• _What you need to do_
Give every line of the material again, exactly as written.
***** Dataset extract *****
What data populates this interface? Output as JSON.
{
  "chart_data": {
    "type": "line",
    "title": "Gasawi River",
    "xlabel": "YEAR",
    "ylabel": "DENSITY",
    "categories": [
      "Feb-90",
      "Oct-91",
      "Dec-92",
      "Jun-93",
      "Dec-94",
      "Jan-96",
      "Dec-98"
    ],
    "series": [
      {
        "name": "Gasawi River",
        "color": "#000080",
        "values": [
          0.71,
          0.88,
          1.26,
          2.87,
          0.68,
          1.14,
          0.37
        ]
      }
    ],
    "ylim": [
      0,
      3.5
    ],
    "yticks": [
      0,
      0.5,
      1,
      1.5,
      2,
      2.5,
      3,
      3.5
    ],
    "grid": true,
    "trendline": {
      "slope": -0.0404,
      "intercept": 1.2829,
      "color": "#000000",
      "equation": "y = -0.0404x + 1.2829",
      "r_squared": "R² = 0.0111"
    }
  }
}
*****
• _Completed exercise_
What data populates this interface? Output as JSON.
{
  "chart_data": {
    "type": "line",
    "title": "Gasawi River",
    "xlabel": "YEAR",
    "ylabel": "DENSITY",
    "categories": [
      "Feb-90",
      "Oct-91",
      "Dec-92",
      "Jun-93",
      "Dec-94",
      "Jan-96",
      "Dec-98"
    ],
    "series": [
      {
        "name": "Gasawi River",
        "color": "#000080",
        "values": [
          0.71,
          0.88,
          1.26,
          2.87,
          0.68,
          1.14,
          0.37
        ]
      }
    ],
    "ylim": [
      0,
      3.5
    ],
    "yticks": [
      0,
      0.5,
      1,
      1.5,
      2,
      2.5,
      3,
      3.5
    ],
    "grid": true,
    "trendline": {
      "slope": -0.0404,
      "intercept": 1.2829,
      "color": "#000000",
      "equation": "y = -0.0404x + 1.2829",
      "r_squared": "R² = 0.0111"
    }
  }
}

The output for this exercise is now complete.